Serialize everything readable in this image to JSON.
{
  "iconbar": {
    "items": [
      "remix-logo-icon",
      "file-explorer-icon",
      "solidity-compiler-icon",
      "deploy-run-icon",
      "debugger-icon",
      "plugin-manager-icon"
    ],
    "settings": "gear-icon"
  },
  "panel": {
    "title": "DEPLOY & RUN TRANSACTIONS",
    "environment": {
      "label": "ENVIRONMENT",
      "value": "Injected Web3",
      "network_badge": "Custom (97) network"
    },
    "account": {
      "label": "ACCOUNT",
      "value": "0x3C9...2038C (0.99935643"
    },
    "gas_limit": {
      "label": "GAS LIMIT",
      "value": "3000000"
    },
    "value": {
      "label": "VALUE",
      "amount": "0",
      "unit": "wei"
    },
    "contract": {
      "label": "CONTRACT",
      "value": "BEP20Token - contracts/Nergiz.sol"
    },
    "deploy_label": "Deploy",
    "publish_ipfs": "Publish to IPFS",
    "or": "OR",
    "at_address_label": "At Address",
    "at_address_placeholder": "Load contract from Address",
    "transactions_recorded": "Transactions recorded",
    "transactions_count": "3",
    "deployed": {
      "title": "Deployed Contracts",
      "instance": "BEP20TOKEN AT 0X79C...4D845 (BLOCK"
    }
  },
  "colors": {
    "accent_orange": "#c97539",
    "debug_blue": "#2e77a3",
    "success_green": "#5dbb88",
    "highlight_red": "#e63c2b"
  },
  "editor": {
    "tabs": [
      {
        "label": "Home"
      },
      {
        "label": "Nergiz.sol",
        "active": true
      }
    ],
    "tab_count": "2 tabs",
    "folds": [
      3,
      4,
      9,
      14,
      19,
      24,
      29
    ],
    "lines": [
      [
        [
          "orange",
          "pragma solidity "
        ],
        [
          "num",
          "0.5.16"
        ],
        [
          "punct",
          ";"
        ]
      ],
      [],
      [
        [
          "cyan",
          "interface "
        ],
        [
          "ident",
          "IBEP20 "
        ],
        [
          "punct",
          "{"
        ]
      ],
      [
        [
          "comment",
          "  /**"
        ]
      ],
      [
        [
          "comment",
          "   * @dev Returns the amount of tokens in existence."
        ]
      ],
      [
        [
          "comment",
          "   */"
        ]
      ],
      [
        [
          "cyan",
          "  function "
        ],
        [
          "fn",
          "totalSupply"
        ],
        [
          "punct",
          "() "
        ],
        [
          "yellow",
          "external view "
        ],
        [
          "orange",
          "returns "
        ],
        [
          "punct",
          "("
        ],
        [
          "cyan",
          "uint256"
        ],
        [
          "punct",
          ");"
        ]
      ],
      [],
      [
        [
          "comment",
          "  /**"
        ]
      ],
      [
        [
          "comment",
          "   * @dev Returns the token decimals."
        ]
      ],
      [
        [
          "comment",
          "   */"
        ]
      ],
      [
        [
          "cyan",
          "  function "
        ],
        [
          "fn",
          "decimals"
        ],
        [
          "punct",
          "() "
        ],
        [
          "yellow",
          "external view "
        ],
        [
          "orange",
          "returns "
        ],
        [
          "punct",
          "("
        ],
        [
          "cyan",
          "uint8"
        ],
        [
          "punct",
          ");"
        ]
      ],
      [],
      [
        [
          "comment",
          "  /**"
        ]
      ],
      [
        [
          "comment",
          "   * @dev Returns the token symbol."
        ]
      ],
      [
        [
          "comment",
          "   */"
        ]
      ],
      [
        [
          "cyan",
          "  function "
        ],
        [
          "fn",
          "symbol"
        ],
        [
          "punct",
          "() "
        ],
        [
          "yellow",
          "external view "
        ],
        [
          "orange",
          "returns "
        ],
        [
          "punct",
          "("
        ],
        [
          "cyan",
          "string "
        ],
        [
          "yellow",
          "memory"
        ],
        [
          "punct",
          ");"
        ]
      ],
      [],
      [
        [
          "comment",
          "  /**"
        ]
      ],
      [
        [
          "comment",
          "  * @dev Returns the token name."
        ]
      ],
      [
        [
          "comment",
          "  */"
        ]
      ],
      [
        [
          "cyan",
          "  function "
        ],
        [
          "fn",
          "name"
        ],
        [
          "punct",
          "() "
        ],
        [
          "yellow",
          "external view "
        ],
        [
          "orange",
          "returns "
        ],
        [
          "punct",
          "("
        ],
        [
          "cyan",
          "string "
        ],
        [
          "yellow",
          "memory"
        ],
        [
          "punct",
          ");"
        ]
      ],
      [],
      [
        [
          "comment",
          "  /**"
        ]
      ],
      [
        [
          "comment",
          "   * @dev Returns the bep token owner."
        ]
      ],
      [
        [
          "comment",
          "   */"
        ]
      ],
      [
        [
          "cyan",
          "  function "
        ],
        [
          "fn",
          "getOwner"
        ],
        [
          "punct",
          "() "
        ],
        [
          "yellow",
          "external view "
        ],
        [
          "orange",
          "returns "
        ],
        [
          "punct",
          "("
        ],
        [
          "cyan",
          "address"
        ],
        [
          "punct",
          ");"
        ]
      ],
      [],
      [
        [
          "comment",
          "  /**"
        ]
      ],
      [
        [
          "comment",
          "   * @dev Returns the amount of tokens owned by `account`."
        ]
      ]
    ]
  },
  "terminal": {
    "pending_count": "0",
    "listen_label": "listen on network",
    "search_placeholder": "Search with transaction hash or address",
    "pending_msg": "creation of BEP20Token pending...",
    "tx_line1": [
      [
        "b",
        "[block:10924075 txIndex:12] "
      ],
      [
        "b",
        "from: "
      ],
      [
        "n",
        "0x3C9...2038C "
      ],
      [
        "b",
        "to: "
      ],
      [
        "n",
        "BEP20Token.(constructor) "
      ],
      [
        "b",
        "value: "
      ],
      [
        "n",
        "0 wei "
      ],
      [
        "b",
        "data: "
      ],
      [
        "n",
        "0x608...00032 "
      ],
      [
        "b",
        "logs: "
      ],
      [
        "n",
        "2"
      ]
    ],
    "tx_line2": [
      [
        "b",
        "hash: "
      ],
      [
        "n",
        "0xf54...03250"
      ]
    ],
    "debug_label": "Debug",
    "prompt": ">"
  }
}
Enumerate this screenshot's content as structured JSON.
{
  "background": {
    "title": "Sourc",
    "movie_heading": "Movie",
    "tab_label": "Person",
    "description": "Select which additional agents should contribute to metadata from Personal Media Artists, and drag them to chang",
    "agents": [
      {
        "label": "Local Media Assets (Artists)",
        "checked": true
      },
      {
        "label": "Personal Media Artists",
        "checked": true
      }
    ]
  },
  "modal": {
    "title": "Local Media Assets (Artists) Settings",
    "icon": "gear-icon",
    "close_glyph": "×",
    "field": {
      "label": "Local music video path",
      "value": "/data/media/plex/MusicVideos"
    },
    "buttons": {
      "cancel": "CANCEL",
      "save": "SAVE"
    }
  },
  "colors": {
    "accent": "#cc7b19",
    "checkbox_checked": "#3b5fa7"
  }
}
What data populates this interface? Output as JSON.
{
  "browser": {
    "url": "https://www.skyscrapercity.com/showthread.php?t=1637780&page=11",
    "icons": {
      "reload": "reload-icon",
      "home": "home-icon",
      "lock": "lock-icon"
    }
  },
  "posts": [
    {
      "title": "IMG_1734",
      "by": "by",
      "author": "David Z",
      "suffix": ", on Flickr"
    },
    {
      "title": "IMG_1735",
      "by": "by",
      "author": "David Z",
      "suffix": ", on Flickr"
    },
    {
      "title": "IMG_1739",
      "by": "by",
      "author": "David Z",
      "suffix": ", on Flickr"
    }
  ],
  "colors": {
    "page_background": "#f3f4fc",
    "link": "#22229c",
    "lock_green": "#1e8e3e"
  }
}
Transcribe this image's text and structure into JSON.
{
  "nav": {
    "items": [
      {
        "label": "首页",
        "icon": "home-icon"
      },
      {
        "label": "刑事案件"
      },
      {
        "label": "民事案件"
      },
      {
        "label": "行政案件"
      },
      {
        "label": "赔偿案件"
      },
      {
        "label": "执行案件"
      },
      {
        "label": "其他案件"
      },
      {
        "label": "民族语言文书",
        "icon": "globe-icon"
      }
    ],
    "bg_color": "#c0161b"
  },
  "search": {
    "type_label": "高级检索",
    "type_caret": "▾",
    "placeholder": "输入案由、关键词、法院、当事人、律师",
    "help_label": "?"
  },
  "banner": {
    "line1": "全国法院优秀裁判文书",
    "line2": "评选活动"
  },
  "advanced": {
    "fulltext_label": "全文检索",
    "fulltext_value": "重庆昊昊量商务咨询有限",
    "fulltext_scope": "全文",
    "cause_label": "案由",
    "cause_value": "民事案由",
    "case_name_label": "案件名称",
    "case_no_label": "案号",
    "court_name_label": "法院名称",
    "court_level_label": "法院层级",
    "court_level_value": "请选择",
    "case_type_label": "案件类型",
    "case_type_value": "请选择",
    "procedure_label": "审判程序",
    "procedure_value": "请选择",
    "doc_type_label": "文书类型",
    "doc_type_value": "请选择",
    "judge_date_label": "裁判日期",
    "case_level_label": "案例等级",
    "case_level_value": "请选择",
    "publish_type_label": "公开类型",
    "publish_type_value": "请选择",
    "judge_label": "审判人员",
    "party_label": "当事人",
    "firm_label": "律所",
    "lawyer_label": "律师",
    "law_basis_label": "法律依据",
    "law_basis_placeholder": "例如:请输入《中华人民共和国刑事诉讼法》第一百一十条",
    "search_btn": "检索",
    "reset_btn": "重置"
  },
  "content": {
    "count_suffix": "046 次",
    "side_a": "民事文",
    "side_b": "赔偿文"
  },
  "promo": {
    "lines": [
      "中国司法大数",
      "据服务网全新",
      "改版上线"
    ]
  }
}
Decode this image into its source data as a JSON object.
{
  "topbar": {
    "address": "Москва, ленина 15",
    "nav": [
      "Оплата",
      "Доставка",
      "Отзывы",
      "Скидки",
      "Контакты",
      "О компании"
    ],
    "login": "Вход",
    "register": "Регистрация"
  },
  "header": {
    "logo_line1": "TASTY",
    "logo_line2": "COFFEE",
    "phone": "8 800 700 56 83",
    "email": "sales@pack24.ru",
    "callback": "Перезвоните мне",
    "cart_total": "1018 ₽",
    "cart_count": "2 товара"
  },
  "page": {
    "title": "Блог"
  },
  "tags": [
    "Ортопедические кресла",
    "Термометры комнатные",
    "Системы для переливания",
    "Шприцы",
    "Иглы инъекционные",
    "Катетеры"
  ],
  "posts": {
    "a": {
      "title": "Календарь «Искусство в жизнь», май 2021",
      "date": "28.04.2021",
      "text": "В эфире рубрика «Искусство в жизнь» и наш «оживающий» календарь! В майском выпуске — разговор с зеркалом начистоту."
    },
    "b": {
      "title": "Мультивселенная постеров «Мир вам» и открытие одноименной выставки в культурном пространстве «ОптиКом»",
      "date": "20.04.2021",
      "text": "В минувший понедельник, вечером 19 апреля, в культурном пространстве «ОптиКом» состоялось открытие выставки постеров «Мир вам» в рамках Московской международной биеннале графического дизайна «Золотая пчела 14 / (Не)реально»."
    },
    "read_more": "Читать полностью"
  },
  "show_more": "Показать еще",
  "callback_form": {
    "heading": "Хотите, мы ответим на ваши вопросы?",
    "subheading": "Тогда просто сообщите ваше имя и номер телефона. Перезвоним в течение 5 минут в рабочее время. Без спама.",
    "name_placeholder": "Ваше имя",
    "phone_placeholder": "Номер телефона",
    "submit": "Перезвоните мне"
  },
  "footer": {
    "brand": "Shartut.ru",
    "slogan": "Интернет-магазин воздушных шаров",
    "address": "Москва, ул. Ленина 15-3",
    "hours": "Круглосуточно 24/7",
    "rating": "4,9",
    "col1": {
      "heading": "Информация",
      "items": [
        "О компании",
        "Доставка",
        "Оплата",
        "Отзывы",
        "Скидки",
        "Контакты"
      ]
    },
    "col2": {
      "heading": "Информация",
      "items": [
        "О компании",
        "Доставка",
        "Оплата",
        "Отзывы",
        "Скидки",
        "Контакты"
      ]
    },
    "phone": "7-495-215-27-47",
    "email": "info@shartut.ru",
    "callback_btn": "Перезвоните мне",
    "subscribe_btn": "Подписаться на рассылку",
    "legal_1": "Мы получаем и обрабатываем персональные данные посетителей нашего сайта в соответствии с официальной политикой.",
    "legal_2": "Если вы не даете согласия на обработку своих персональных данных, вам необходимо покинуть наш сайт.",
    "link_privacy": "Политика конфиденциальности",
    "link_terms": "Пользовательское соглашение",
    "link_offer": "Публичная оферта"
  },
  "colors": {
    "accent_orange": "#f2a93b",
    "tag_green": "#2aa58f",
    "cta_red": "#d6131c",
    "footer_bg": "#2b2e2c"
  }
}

What you need to do — Pull every line containing the word "Перезвоните" out of the entries above.

Problem solution —
    "callback": "Перезвоните мне",
    "submit": "Перезвоните мне"
    "callback_btn": "Перезвоните мне",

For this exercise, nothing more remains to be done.